Figure dataset records
• • •

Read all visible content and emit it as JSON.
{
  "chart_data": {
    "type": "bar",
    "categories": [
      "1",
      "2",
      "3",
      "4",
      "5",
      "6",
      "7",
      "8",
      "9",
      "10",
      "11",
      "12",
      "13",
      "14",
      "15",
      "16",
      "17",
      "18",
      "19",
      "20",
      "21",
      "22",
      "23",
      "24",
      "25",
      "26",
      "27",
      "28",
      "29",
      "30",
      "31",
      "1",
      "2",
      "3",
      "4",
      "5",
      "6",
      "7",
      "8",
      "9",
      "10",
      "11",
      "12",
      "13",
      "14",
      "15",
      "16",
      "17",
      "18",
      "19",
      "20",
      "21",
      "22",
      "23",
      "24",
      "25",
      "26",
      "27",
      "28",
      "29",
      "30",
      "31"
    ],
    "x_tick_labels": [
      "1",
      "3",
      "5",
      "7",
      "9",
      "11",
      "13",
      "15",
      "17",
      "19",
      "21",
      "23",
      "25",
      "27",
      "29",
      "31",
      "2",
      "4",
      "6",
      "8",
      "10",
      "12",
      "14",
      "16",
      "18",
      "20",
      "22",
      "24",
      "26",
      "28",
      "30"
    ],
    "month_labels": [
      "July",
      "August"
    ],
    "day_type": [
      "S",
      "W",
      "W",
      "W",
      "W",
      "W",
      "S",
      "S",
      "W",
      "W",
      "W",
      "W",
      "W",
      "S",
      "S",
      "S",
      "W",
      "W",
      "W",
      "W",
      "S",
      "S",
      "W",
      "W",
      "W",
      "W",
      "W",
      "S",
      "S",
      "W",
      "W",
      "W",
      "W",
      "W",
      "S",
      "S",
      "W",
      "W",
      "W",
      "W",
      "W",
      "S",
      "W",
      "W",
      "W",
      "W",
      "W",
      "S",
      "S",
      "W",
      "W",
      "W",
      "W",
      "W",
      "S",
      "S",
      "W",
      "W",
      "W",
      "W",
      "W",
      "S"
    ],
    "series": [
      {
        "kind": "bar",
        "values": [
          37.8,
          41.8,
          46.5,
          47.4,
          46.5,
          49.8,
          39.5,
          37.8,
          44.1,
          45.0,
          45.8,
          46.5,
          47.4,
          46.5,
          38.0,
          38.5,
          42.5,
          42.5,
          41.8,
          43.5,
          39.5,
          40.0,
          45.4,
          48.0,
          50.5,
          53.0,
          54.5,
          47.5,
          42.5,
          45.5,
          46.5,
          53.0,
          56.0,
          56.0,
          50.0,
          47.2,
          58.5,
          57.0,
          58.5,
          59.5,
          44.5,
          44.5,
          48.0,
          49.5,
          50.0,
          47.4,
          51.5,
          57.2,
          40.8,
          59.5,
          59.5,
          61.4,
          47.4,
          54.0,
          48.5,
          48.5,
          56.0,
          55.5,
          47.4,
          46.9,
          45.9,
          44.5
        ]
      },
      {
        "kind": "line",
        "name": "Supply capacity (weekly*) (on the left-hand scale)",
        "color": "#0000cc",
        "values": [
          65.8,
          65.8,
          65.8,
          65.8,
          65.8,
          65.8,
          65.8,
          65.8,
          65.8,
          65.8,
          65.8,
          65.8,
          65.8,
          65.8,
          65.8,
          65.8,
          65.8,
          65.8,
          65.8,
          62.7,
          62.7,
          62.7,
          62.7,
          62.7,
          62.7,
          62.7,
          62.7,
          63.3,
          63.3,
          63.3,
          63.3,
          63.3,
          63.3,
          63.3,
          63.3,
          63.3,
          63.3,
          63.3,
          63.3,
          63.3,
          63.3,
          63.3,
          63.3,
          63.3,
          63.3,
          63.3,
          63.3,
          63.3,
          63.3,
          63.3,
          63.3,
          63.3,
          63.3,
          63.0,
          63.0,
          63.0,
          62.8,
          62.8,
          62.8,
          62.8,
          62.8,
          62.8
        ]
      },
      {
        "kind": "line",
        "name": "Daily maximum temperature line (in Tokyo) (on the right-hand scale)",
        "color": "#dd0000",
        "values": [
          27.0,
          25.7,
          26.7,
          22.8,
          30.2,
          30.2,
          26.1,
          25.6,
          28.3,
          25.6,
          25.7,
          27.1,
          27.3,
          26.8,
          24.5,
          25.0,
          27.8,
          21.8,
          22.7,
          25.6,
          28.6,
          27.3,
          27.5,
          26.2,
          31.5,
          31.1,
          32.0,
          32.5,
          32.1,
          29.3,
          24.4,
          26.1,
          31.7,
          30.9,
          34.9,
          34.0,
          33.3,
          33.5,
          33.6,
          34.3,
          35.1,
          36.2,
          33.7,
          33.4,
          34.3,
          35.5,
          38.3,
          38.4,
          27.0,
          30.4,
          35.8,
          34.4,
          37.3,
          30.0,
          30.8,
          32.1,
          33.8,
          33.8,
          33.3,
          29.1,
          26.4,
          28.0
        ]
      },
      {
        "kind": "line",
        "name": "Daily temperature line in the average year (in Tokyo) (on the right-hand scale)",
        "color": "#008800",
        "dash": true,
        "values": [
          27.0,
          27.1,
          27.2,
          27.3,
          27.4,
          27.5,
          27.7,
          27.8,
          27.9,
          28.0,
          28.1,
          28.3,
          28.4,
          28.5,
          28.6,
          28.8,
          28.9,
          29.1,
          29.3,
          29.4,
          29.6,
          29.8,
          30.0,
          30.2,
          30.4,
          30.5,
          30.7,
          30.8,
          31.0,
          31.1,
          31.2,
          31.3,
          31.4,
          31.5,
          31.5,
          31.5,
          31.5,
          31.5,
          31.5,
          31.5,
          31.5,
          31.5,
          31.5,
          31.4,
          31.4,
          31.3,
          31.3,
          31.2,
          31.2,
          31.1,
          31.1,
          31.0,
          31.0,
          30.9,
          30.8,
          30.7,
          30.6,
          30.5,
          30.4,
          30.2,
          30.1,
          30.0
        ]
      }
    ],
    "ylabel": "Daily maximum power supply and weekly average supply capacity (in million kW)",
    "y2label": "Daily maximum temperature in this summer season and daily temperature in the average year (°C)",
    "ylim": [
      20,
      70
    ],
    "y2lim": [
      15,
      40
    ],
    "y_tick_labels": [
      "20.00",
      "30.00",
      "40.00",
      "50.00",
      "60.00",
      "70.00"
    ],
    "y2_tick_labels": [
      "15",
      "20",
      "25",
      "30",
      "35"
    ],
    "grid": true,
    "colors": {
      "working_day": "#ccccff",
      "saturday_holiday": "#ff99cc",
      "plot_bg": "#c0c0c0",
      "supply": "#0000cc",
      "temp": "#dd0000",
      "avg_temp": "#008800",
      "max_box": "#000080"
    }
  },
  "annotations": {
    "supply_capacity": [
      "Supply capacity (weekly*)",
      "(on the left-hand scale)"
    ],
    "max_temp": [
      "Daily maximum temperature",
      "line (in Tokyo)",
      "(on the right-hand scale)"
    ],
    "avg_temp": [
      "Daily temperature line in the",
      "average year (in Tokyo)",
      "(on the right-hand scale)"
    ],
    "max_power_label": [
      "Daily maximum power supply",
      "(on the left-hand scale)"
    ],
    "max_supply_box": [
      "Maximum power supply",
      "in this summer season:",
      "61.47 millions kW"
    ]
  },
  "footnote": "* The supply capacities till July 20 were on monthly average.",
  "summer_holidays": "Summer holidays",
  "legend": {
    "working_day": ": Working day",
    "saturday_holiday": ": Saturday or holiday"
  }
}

• • •

_Directive_:
Search the listing for the string "July". Copy each line where it turns up.

_Solved problem_:
      "July",
  "footnote": "* The supply capacities till July 20 were on monthly average.",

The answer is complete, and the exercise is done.